━━━ Materials provided
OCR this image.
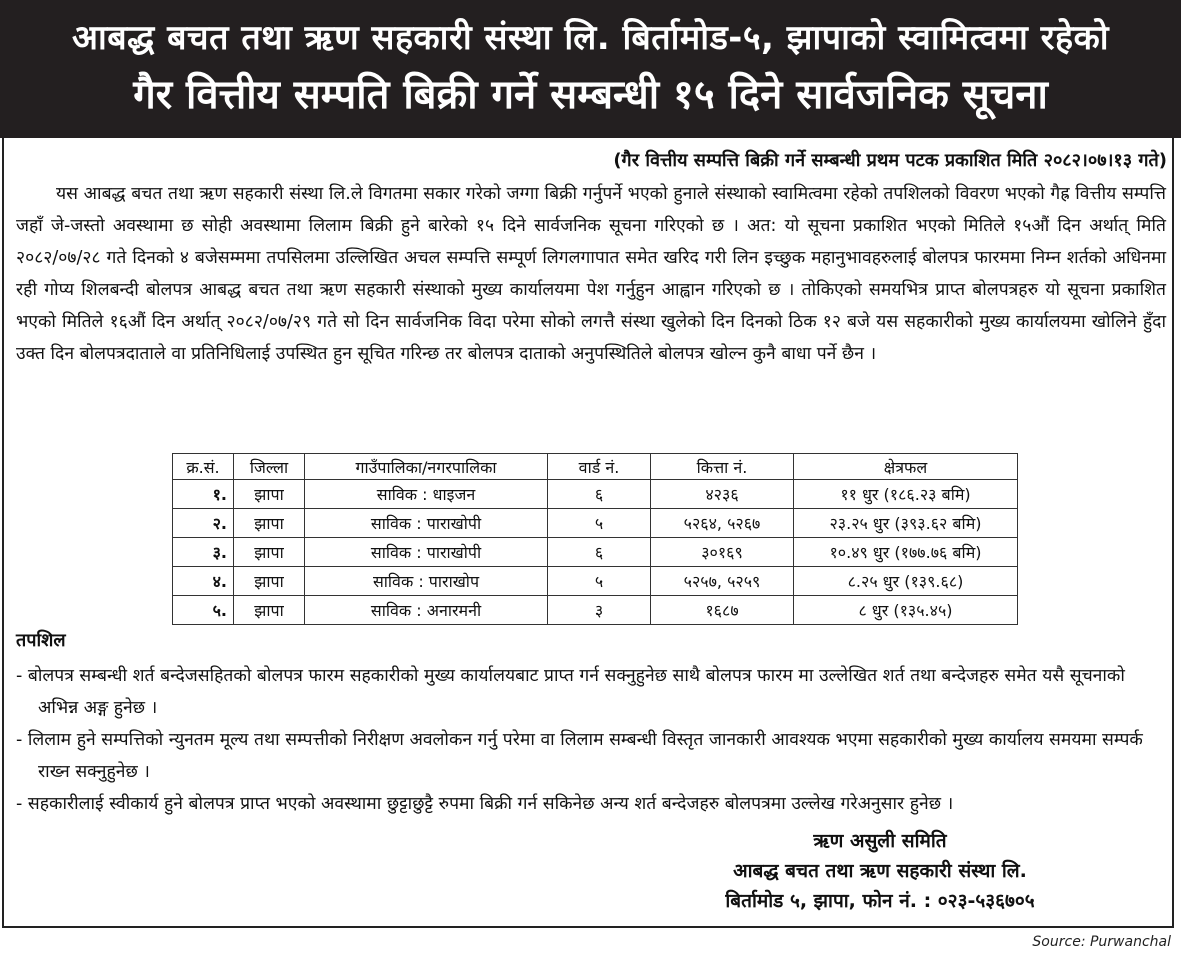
आबद्ध बचत तथा ऋण सहकारी संस्था लि. बिर्तामोड-५, झापाको स्वामित्वमा रहेको
गैर वित्तीय सम्पति बिक्री गर्ने सम्बन्धी १५ दिने सार्वजनिक सूचना
(गैर वित्तीय सम्पत्ति बिक्री गर्ने सम्बन्धी प्रथम पटक प्रकाशित मिति २०८२।०७।१३ गते)
यस आबद्ध बचत तथा ऋण सहकारी संस्था लि.ले विगतमा सकार गरेको जग्गा बिक्री गर्नुपर्ने भएको हुनाले संस्थाको स्वामित्वमा रहेको तपशिलको विवरण भएको गैह्र वित्तीय सम्पत्ति जहाँ जे-जस्तो अवस्थामा छ सोही अवस्थामा लिलाम बिक्री हुने बारेको १५ दिने सार्वजनिक सूचना गरिएको छ । अत: यो सूचना प्रकाशित भएको मितिले १५औं दिन अर्थात् मिति २०८२/०७/२८ गते दिनको ४ बजेसम्ममा तपसिलमा उल्लिखित अचल सम्पत्ति सम्पूर्ण लिगलगापात समेत खरिद गरी लिन इच्छुक महानुभावहरुलाई बोलपत्र फारममा निम्न शर्तको अधिनमा रही गोप्य शिलबन्दी बोलपत्र आबद्ध बचत तथा ऋण सहकारी संस्थाको मुख्य कार्यालयमा पेश गर्नुहुन आह्वान गरिएको छ । तोकिएको समयभित्र प्राप्त बोलपत्रहरु यो सूचना प्रकाशित भएको मितिले १६औं दिन अर्थात् २०८२/०७/२९ गते सो दिन सार्वजनिक विदा परेमा सोको लगत्तै संस्था खुलेको दिन दिनको ठिक १२ बजे यस सहकारीको मुख्य कार्यालयमा खोलिने हुँदा उक्त दिन बोलपत्रदाताले वा प्रतिनिधिलाई उपस्थित हुन सूचित गरिन्छ तर बोलपत्र दाताको अनुपस्थितिले बोलपत्र खोल्न कुनै बाधा पर्ने छैन ।
क्र.सं.	जिल्ला	गाउँपालिका/नगरपालिका	वार्ड नं.	कित्ता नं.	क्षेत्रफल
१.	झापा	साविक : धाइजन	६	४२३६	११ धुर (१८६.२३ बमि)
२.	झापा	साविक : पाराखोपी	५	५२६४, ५२६७	२३.२५ धुर (३९३.६२ बमि)
३.	झापा	साविक : पाराखोपी	६	३०१६९	१०.४९ धुर (१७७.७६ बमि)
४.	झापा	साविक : पाराखोप	५	५२५७, ५२५९	८.२५ धुर (१३९.६८)
५.	झापा	साविक : अनारमनी	३	१६८७	८ धुर (१३५.४५)
तपशिल
- बोलपत्र सम्बन्धी शर्त बन्देजसहितको बोलपत्र फारम सहकारीको मुख्य कार्यालयबाट प्राप्त गर्न सक्नुहुनेछ साथै बोलपत्र फारम मा उल्लेखित शर्त तथा बन्देजहरु समेत यसै सूचनाको अभिन्न अङ्ग हुनेछ ।
- लिलाम हुने सम्पत्तिको न्युनतम मूल्य तथा सम्पत्तीको निरीक्षण अवलोकन गर्नु परेमा वा लिलाम सम्बन्धी विस्तृत जानकारी आवश्यक भएमा सहकारीको मुख्य कार्यालय समयमा सम्पर्क राख्न सक्नुहुनेछ ।
- सहकारीलाई स्वीकार्य हुने बोलपत्र प्राप्त भएको अवस्थामा छुट्टाछुट्टै रुपमा बिक्री गर्न सकिनेछ अन्य शर्त बन्देजहरु बोलपत्रमा उल्लेख गरेअनुसार हुनेछ ।
ऋण असुली समिति
आबद्ध बचत तथा ऋण सहकारी संस्था लि.
बिर्तामोड ५, झापा, फोन नं. : ०२३-५३६७०५
Source: Purwanchal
━━━━━━
▸ What you need to do:
Your copy of the data above should match it exactly, except that pictures are left out.

▸ Finished exercise:
OCR this image.
आबद्ध बचत तथा ऋण सहकारी संस्था लि. बिर्तामोड-५, झापाको स्वामित्वमा रहेको
गैर वित्तीय सम्पति बिक्री गर्ने सम्बन्धी १५ दिने सार्वजनिक सूचना
(गैर वित्तीय सम्पत्ति बिक्री गर्ने सम्बन्धी प्रथम पटक प्रकाशित मिति २०८२।०७।१३ गते)
यस आबद्ध बचत तथा ऋण सहकारी संस्था लि.ले विगतमा सकार गरेको जग्गा बिक्री गर्नुपर्ने भएको हुनाले संस्थाको स्वामित्वमा रहेको तपशिलको विवरण भएको गैह्र वित्तीय सम्पत्ति जहाँ जे-जस्तो अवस्थामा छ सोही अवस्थामा लिलाम बिक्री हुने बारेको १५ दिने सार्वजनिक सूचना गरिएको छ । अत: यो सूचना प्रकाशित भएको मितिले १५औं दिन अर्थात् मिति २०८२/०७/२८ गते दिनको ४ बजेसम्ममा तपसिलमा उल्लिखित अचल सम्पत्ति सम्पूर्ण लिगलगापात समेत खरिद गरी लिन इच्छुक महानुभावहरुलाई बोलपत्र फारममा निम्न शर्तको अधिनमा रही गोप्य शिलबन्दी बोलपत्र आबद्ध बचत तथा ऋण सहकारी संस्थाको मुख्य कार्यालयमा पेश गर्नुहुन आह्वान गरिएको छ । तोकिएको समयभित्र प्राप्त बोलपत्रहरु यो सूचना प्रकाशित भएको मितिले १६औं दिन अर्थात् २०८२/०७/२९ गते सो दिन सार्वजनिक विदा परेमा सोको लगत्तै संस्था खुलेको दिन दिनको ठिक १२ बजे यस सहकारीको मुख्य कार्यालयमा खोलिने हुँदा उक्त दिन बोलपत्रदाताले वा प्रतिनिधिलाई उपस्थित हुन सूचित गरिन्छ तर बोलपत्र दाताको अनुपस्थितिले बोलपत्र खोल्न कुनै बाधा पर्ने छैन ।
क्र.सं.	जिल्ला	गाउँपालिका/नगरपालिका	वार्ड नं.	कित्ता नं.	क्षेत्रफल
१.	झापा	साविक : धाइजन	६	४२३६	११ धुर (१८६.२३ बमि)
२.	झापा	साविक : पाराखोपी	५	५२६४, ५२६७	२३.२५ धुर (३९३.६२ बमि)
३.	झापा	साविक : पाराखोपी	६	३०१६९	१०.४९ धुर (१७७.७६ बमि)
४.	झापा	साविक : पाराखोप	५	५२५७, ५२५९	८.२५ धुर (१३९.६८)
५.	झापा	साविक : अनारमनी	३	१६८७	८ धुर (१३५.४५)
तपशिल
- बोलपत्र सम्बन्धी शर्त बन्देजसहितको बोलपत्र फारम सहकारीको मुख्य कार्यालयबाट प्राप्त गर्न सक्नुहुनेछ साथै बोलपत्र फारम मा उल्लेखित शर्त तथा बन्देजहरु समेत यसै सूचनाको अभिन्न अङ्ग हुनेछ ।
- लिलाम हुने सम्पत्तिको न्युनतम मूल्य तथा सम्पत्तीको निरीक्षण अवलोकन गर्नु परेमा वा लिलाम सम्बन्धी विस्तृत जानकारी आवश्यक भएमा सहकारीको मुख्य कार्यालय समयमा सम्पर्क राख्न सक्नुहुनेछ ।
- सहकारीलाई स्वीकार्य हुने बोलपत्र प्राप्त भएको अवस्थामा छुट्टाछुट्टै रुपमा बिक्री गर्न सकिनेछ अन्य शर्त बन्देजहरु बोलपत्रमा उल्लेख गरेअनुसार हुनेछ ।
ऋण असुली समिति
आबद्ध बचत तथा ऋण सहकारी संस्था लि.
बिर्तामोड ५, झापा, फोन नं. : ०२३-५३६७०५
Source: Purwanchal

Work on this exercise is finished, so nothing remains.